__Description of the task__
Copy every line of the items exactly, from the line containing "option-c: c (199, 641, 208, 660)" down to the line containing "option-checkbox[interactable] (21, 479, 35, 493)", including both of those lines.

★ ★ ★ ★ ★

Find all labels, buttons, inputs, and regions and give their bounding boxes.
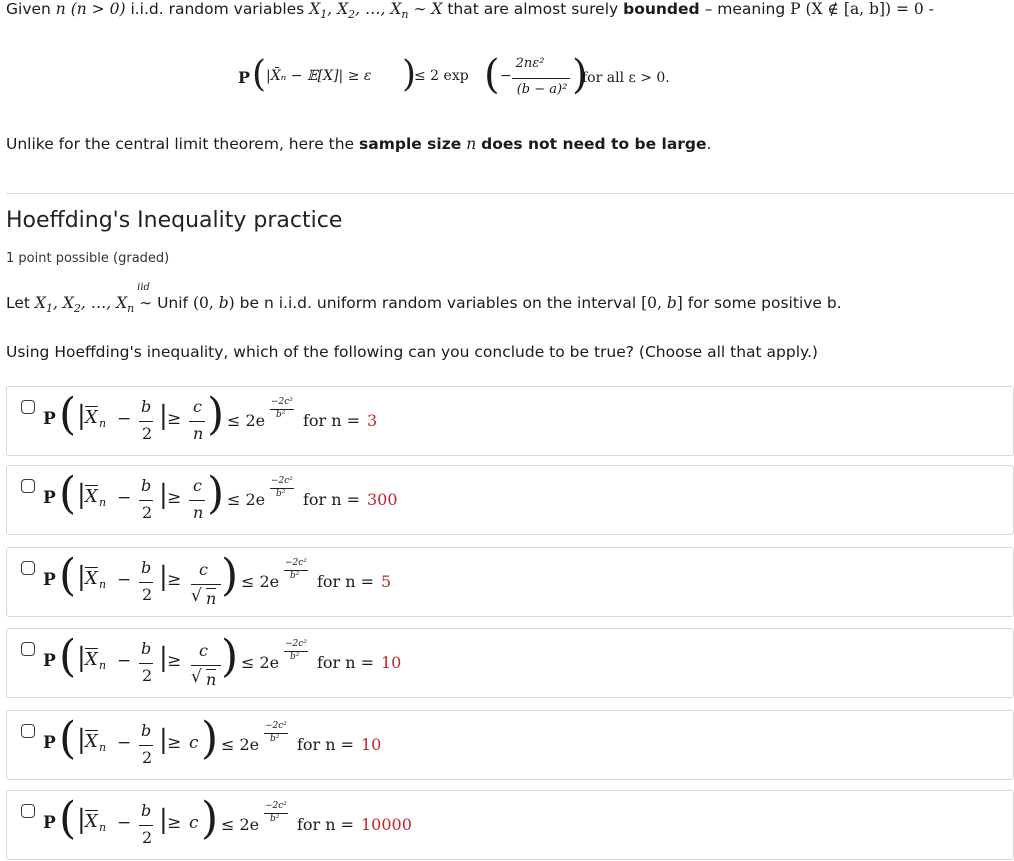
option-c: c (199, 641, 208, 660)
option-checkbox[interactable] (21, 804, 35, 818)
unlike-post: . (706, 135, 712, 153)
option-b: b (141, 721, 152, 740)
option-lparen: ( (59, 713, 77, 764)
let-iid-symbol: ∼ iid (137, 282, 153, 312)
option-checkbox[interactable] (21, 479, 35, 493)
option-geq: ≥ (167, 488, 182, 508)
option-n-den: n (193, 424, 204, 443)
option-for-n: for n = (297, 815, 355, 834)
option-lparen: ( (59, 550, 77, 601)
option-rparen: ) (207, 389, 225, 440)
ineq-fracbar (512, 78, 570, 79)
option-exp-den: b² (290, 652, 300, 662)
option-abs-left: | (77, 725, 86, 755)
option-exp-num: −2c² (271, 397, 293, 407)
option-c: c (189, 733, 199, 753)
option-n-value: 300 (367, 490, 398, 509)
option-xbar: $\overline{X}$ (85, 649, 98, 670)
option-minus: − (117, 570, 132, 590)
option-n-value: 3 (367, 411, 378, 430)
intro-given: Given (6, 0, 51, 18)
intro-iid: i.i.d. random variables (130, 0, 305, 18)
ineq-rparen: ) (402, 54, 417, 95)
let-unif: Unif (157, 294, 189, 312)
option-xbar-sub: n (99, 496, 107, 509)
ineq-rel: ≤ 2 exp (414, 68, 469, 84)
option-n-den: n (206, 670, 217, 689)
option-xbar: $\overline{X}$ (85, 407, 98, 428)
option-n-den: n (206, 589, 217, 608)
answer-option[interactable] (6, 386, 1014, 456)
option-for-n: for n = (317, 653, 375, 672)
option-lparen: ( (59, 468, 77, 519)
option-sqrt: √ (191, 586, 202, 606)
option-p: P (43, 733, 56, 753)
option-c-fracbar (189, 421, 205, 422)
ineq-cond: |X̄ₙ − 𝔼[X]| ≥ ε (266, 68, 372, 84)
option-xbar: $\overline{X}$ (85, 568, 98, 589)
option-abs-right: | (159, 562, 168, 592)
option-le2e: ≤ 2e (221, 815, 260, 834)
ineq-num: 2nε² (515, 56, 545, 71)
option-p: P (43, 813, 56, 833)
option-exp-num: −2c² (285, 558, 307, 568)
unlike-pre: Unlike for the central limit theorem, here the (6, 135, 355, 153)
option-abs-left: | (77, 401, 86, 431)
option-abs-right: | (159, 805, 168, 835)
option-sqrt: √ (191, 667, 202, 687)
option-xbar-sub: n (99, 821, 107, 834)
option-abs-left: | (77, 480, 86, 510)
option-b-fracbar (139, 421, 153, 422)
intro-vars: $X_1$, $X_2$, …, $X_n$ (309, 0, 409, 22)
intro-cond: (n > 0) (70, 0, 126, 18)
option-geq: ≥ (167, 733, 182, 753)
option-abs-right: | (159, 643, 168, 673)
option-rparen: ) (221, 631, 239, 682)
option-n-value: 10 (381, 653, 402, 672)
option-b: b (141, 558, 152, 577)
option-minus: − (117, 488, 132, 508)
option-exp-den: b² (270, 734, 280, 744)
option-c-fracbar (191, 584, 221, 585)
option-b-fracbar (139, 745, 153, 746)
intro-prob: P (X ∉ [a, b]) = 0 - (790, 0, 934, 18)
option-minus: − (117, 651, 132, 671)
option-geq: ≥ (167, 409, 182, 429)
let-pre: Let (6, 294, 30, 312)
intro-that: that are almost surely (447, 0, 619, 18)
let-vars: $X_1$, $X_2$, …, $X_n$ (34, 294, 135, 316)
option-exp-num: −2c² (265, 721, 287, 731)
let-unif-params: (0, b) (192, 294, 235, 312)
option-le2e: ≤ 2e (221, 735, 260, 754)
let-interval: [0, b] (641, 294, 683, 312)
option-n-value: 10000 (361, 815, 412, 834)
option-geq: ≥ (167, 651, 182, 671)
option-geq: ≥ (167, 813, 182, 833)
unlike-n: n (466, 135, 477, 153)
option-le2e: ≤ 2e (227, 490, 266, 509)
option-b-fracbar (139, 500, 153, 501)
option-p: P (43, 570, 56, 590)
option-rparen: ) (201, 713, 219, 764)
option-minus: − (117, 409, 132, 429)
option-two: 2 (142, 828, 153, 847)
option-checkbox[interactable] (21, 561, 35, 575)
option-abs-left: | (77, 805, 86, 835)
option-abs-right: | (159, 401, 168, 431)
option-abs-right: | (159, 725, 168, 755)
option-for-n: for n = (317, 572, 375, 591)
option-rparen: ) (207, 468, 225, 519)
ineq-rparen2: ) (572, 52, 588, 98)
option-b: b (141, 801, 152, 820)
option-exp-den: b² (270, 814, 280, 824)
intro-meaning: – meaning (704, 0, 786, 18)
option-abs-left: | (77, 643, 86, 673)
option-for-n: for n = (303, 411, 361, 430)
intro-n: n (55, 0, 66, 18)
option-exp-den: b² (276, 489, 286, 499)
option-xbar: $\overline{X}$ (85, 731, 98, 752)
option-xbar: $\overline{X}$ (85, 486, 98, 507)
option-p: P (43, 409, 56, 429)
option-b-fracbar (139, 582, 153, 583)
option-le2e: ≤ 2e (241, 572, 280, 591)
option-checkbox[interactable] (21, 724, 35, 738)
option-two: 2 (142, 424, 153, 443)
option-abs-right: | (159, 480, 168, 510)
option-two: 2 (142, 585, 153, 604)
answer-option[interactable] (6, 547, 1014, 617)
option-lparen: ( (59, 631, 77, 682)
option-lparen: ( (59, 793, 77, 844)
section-divider (6, 193, 1014, 194)
option-lparen: ( (59, 389, 77, 440)
option-c: c (193, 476, 202, 495)
points-possible: 1 point possible (graded) (6, 251, 170, 266)
answer-option[interactable] (6, 628, 1014, 698)
answer-option[interactable] (6, 710, 1014, 780)
ineq-p: P (238, 68, 251, 87)
option-b: b (141, 639, 152, 658)
option-minus: − (117, 813, 132, 833)
ineq-den: (b − a)² (516, 82, 568, 97)
answer-option[interactable] (6, 465, 1014, 535)
option-c: c (193, 397, 202, 416)
option-p: P (43, 651, 56, 671)
option-xbar-sub: n (99, 741, 107, 754)
problem-title: Hoeffding's Inequality practice (6, 208, 343, 233)
option-n-value: 5 (381, 572, 392, 591)
option-two: 2 (142, 503, 153, 522)
option-n-den: n (193, 503, 204, 522)
option-checkbox[interactable] (21, 400, 35, 414)
option-two: 2 (142, 666, 153, 685)
option-c-fracbar (191, 665, 221, 666)
option-minus: − (117, 733, 132, 753)
option-for-n: for n = (297, 735, 355, 754)
intro-x: X (431, 0, 443, 18)
let-interval-text: be n i.i.d. uniform random variables on the interval (239, 294, 637, 312)
option-le2e: ≤ 2e (227, 411, 266, 430)
option-exp-den: b² (290, 571, 300, 581)
ineq-lparen2: ( (484, 52, 500, 98)
option-exp-num: −2c² (265, 801, 287, 811)
option-c: c (199, 560, 208, 579)
option-abs-left: | (77, 562, 86, 592)
option-checkbox[interactable] (21, 642, 35, 656)
unlike-bold2: does not need to be large (481, 135, 707, 153)
option-geq: ≥ (167, 570, 182, 590)
question-text: Using Hoeffding's inequality, which of the following can you conclude to be true? (Choose all that apply.) (6, 343, 818, 361)
option-b-fracbar (139, 825, 153, 826)
option-exp-num: −2c² (271, 476, 293, 486)
ineq-minus: − (500, 68, 512, 84)
option-rparen: ) (201, 793, 219, 844)
ineq-lparen: ( (252, 54, 267, 95)
option-rparen: ) (221, 550, 239, 601)
option-p: P (43, 488, 56, 508)
option-b: b (141, 476, 152, 495)
option-two: 2 (142, 748, 153, 767)
let-line (6, 282, 842, 316)
intro-iid-symbol: ∼ (413, 0, 427, 18)
unlike-line (6, 135, 711, 153)
option-n-value: 10 (361, 735, 382, 754)
answer-option[interactable] (6, 790, 1014, 860)
option-xbar: $\overline{X}$ (85, 811, 98, 832)
option-exp-num: −2c² (285, 639, 307, 649)
option-for-n: for n = (303, 490, 361, 509)
forall-epsilon: for all ε > 0. (582, 70, 670, 86)
option-c-fracbar (189, 500, 205, 501)
unlike-bold1: sample size (359, 135, 462, 153)
let-interval-post: for some positive b. (687, 294, 842, 312)
option-xbar-sub: n (99, 417, 107, 430)
option-le2e: ≤ 2e (241, 653, 280, 672)
option-exp-den: b² (276, 410, 286, 420)
option-b: b (141, 397, 152, 416)
option-c: c (189, 813, 199, 833)
option-xbar-sub: n (99, 578, 107, 591)
intro-line (6, 0, 934, 21)
intro-bounded: bounded (623, 0, 700, 18)
option-b-fracbar (139, 663, 153, 664)
option-xbar-sub: n (99, 659, 107, 672)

★ ★ ★ ★ ★

__Final result__
option-c: c (199, 641, 208, 660)
option-checkbox[interactable] (21, 804, 35, 818)
unlike-post: . (706, 135, 712, 153)
option-b: b (141, 721, 152, 740)
option-lparen: ( (59, 713, 77, 764)
let-iid-symbol: ∼ iid (137, 282, 153, 312)
option-checkbox[interactable] (21, 479, 35, 493)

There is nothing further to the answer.